Figure data in JSON

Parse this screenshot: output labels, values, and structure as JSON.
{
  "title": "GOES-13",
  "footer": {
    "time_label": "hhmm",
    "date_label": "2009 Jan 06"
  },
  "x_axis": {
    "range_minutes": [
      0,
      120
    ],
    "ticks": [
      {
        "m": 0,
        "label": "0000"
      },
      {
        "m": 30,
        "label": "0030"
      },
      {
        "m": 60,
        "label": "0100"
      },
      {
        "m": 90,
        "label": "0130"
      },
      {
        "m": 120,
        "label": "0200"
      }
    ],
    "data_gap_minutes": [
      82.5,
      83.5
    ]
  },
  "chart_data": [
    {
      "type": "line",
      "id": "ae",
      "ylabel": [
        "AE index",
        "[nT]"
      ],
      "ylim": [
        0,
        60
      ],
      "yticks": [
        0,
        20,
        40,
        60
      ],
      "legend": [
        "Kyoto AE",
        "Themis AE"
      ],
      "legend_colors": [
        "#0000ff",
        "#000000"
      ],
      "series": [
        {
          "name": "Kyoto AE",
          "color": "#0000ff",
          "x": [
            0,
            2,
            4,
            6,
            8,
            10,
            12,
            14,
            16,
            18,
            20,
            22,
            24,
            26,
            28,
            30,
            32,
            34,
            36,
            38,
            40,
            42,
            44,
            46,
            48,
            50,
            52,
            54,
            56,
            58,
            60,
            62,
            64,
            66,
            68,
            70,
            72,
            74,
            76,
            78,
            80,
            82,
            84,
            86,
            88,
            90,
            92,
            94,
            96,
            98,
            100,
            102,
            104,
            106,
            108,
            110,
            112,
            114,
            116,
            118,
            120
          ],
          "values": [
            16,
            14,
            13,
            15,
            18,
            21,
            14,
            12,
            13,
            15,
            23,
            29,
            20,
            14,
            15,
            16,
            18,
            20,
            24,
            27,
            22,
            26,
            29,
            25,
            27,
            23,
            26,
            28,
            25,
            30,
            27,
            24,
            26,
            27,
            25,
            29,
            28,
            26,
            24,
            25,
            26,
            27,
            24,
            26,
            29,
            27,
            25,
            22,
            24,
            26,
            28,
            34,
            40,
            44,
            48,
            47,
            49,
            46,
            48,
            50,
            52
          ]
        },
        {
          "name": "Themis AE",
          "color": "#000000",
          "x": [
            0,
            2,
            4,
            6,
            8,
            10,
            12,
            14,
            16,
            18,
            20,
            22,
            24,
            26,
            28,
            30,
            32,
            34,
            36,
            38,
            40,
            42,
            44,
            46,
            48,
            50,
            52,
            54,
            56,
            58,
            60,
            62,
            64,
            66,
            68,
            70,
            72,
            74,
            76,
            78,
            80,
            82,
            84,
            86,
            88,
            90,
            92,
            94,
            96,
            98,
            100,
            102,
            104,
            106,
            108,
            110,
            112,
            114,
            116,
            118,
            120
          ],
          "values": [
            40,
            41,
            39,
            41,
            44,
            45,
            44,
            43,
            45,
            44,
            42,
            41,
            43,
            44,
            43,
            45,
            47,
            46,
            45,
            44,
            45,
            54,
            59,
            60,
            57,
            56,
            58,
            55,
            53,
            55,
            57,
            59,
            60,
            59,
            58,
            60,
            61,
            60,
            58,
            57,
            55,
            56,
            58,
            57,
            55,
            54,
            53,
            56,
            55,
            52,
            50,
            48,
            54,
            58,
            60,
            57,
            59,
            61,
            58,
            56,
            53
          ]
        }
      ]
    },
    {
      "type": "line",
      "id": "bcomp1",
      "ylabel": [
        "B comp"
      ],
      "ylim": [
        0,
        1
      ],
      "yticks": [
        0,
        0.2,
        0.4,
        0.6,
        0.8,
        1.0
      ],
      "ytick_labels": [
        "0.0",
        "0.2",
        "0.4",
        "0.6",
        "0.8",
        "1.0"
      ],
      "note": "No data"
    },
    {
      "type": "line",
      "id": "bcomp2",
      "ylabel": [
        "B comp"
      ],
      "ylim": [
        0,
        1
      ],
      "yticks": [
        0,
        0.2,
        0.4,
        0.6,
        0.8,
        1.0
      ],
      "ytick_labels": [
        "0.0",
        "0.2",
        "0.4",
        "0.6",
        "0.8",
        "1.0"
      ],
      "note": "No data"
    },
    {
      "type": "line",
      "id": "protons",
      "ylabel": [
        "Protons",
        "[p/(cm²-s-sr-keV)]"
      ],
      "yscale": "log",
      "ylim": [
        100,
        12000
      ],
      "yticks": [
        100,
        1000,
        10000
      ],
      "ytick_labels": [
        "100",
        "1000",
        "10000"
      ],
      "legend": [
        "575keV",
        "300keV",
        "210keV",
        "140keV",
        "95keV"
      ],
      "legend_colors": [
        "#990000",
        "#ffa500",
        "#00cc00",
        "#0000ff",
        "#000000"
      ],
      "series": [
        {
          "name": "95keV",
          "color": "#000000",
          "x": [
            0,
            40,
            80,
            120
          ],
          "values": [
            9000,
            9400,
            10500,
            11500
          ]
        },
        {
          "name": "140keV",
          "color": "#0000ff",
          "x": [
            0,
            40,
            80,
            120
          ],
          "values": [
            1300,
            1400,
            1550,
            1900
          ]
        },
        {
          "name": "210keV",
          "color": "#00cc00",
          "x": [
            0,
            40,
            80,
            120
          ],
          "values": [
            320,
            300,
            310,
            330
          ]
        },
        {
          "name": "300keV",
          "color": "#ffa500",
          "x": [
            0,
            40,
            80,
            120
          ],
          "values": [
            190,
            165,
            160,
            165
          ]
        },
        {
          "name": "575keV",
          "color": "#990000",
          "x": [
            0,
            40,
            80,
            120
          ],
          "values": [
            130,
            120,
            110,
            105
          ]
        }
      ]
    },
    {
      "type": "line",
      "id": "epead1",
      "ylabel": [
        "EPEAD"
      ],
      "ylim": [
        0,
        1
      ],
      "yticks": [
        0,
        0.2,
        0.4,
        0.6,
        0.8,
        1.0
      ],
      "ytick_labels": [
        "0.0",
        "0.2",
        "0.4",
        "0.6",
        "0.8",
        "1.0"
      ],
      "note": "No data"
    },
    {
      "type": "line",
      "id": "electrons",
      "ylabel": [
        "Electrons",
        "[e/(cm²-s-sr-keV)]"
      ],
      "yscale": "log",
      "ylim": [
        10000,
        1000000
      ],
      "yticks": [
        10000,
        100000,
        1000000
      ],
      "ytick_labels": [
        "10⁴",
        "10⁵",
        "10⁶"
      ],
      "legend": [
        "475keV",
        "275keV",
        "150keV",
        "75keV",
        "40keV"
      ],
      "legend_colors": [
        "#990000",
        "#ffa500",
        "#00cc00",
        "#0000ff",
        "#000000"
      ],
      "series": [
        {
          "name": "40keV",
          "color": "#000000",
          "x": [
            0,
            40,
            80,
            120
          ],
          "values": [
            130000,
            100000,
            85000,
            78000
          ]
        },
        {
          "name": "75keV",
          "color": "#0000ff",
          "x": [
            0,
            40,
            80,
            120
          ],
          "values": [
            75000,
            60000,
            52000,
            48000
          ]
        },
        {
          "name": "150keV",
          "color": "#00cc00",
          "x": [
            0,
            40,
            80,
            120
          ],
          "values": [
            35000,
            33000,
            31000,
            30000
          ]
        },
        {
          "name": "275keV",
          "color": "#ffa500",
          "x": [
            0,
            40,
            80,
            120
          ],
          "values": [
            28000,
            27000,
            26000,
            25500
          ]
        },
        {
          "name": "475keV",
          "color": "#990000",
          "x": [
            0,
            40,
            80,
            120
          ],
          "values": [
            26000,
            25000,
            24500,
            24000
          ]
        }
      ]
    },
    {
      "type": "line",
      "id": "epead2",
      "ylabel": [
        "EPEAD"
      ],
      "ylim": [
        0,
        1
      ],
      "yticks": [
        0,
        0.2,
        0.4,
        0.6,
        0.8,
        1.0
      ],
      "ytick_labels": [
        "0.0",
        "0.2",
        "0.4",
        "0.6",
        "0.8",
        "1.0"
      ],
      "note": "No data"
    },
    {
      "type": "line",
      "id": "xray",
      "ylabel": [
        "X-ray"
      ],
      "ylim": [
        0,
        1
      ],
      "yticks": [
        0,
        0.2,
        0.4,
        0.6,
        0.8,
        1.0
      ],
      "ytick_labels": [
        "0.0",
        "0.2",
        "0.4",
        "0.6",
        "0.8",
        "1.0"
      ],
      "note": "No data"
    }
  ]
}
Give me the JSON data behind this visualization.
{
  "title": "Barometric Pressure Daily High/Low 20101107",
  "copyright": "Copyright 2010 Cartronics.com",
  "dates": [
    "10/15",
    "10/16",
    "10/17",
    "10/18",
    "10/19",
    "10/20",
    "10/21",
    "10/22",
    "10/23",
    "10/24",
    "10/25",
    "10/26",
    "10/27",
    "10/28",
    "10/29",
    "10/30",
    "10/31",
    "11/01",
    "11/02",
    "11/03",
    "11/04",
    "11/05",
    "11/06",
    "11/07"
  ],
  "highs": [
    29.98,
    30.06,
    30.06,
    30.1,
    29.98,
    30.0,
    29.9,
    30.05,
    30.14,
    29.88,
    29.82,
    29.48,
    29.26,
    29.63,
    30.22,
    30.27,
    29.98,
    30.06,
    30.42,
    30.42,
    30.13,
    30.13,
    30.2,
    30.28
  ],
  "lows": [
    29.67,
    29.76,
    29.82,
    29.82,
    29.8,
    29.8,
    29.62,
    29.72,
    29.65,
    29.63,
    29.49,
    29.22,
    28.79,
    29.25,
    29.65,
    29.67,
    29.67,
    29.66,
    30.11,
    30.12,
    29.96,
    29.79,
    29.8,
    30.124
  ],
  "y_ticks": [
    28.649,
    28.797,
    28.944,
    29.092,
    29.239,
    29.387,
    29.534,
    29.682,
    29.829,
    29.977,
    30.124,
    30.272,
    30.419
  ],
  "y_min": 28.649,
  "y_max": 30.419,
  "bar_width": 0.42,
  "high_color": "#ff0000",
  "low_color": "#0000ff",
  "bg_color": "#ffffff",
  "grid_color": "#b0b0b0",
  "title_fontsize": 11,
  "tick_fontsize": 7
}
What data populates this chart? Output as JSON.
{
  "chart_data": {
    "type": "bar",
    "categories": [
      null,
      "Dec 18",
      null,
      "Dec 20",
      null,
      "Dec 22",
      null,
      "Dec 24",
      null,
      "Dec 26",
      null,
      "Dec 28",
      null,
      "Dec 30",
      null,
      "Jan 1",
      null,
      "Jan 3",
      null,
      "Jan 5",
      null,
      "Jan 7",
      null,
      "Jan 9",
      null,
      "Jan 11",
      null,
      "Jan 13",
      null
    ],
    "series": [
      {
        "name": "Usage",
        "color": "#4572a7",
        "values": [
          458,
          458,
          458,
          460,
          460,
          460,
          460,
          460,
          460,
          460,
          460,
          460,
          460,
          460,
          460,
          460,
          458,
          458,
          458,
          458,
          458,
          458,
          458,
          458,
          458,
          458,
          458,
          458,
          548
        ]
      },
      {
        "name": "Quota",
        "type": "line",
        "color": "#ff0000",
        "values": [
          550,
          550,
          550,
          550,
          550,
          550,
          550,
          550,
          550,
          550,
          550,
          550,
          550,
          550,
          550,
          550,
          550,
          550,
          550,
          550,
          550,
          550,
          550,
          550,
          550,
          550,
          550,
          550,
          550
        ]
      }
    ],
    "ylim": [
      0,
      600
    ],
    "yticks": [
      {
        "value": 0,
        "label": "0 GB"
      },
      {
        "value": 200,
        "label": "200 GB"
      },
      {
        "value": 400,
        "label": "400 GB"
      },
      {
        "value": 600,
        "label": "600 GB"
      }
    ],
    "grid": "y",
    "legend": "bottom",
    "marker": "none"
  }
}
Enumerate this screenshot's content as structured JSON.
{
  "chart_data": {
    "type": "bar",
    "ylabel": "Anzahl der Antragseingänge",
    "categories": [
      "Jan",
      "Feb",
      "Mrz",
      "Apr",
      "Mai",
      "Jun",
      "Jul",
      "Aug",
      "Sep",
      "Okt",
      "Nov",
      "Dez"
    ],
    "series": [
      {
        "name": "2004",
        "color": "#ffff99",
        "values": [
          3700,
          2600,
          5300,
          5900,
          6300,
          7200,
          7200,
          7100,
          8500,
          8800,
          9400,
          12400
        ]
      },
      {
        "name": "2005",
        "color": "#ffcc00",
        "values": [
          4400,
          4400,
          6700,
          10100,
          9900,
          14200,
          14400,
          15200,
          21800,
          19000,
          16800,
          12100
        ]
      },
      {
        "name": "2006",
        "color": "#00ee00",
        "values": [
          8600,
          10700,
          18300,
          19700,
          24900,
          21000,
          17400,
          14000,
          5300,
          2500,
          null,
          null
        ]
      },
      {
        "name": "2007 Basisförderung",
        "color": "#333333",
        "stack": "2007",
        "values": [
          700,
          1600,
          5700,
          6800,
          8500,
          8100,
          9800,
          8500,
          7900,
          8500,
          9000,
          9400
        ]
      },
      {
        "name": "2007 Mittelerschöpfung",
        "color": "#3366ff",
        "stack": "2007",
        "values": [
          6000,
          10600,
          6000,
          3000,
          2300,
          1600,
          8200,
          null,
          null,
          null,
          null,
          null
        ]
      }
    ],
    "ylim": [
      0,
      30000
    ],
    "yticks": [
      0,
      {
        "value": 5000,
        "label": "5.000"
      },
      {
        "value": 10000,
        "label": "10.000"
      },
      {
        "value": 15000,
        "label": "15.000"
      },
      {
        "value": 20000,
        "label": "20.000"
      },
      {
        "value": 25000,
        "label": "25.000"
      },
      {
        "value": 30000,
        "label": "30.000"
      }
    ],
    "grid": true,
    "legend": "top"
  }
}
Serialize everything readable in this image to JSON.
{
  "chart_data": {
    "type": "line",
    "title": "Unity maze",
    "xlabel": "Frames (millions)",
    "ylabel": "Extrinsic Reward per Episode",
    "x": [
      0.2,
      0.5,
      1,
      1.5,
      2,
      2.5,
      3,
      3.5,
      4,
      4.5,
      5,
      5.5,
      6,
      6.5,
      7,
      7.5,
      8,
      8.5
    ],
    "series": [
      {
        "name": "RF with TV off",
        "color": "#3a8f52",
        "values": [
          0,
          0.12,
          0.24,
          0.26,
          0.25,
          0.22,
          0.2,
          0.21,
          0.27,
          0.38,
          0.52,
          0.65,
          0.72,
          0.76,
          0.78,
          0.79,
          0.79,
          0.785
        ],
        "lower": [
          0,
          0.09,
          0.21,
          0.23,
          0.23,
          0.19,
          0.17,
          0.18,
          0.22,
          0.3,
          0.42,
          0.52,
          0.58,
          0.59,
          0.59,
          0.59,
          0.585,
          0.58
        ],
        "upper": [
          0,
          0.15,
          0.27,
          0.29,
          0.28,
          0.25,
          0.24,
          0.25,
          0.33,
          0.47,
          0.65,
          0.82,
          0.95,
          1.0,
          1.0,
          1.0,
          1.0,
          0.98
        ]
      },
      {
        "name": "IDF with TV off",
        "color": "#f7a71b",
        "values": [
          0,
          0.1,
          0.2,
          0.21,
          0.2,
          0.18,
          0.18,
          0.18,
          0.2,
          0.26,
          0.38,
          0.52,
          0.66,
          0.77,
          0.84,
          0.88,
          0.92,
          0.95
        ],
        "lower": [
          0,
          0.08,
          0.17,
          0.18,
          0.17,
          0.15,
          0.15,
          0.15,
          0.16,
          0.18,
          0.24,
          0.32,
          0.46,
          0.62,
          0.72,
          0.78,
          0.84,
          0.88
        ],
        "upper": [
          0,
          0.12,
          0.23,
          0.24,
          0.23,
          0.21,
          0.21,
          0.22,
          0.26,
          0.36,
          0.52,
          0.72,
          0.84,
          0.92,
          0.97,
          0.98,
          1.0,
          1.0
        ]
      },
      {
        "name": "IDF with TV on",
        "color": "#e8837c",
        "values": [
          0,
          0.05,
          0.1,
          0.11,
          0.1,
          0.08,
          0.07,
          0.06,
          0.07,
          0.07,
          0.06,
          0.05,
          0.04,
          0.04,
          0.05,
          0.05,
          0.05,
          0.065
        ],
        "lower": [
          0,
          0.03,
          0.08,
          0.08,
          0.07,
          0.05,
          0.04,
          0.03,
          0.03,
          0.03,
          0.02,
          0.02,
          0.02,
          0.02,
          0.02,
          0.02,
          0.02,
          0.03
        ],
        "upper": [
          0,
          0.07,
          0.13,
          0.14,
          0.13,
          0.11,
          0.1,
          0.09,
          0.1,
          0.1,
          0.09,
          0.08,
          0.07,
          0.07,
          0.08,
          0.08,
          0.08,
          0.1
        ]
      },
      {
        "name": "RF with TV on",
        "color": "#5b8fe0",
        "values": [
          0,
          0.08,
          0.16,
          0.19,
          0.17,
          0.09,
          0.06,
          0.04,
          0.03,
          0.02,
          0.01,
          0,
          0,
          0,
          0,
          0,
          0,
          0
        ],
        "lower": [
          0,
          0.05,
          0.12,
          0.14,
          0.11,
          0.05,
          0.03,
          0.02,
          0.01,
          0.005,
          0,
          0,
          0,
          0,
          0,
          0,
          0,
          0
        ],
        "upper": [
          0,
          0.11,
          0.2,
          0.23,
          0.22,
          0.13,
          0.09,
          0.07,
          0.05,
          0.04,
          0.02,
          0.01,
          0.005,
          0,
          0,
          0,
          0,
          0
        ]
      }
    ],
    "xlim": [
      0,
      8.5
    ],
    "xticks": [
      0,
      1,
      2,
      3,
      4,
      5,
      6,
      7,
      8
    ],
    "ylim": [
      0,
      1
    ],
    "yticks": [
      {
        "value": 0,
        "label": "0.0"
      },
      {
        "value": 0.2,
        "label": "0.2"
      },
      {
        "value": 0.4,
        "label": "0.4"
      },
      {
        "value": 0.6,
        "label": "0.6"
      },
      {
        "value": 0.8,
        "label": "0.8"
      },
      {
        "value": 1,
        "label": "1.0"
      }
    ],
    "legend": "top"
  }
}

=== EXERCISE AIM ===
Pull out each line of the records holding the string "with".

=== TASK RESPONSE ===
        "name": "RF with TV off",
        "name": "IDF with TV off",
        "name": "IDF with TV on",
        "name": "RF with TV on",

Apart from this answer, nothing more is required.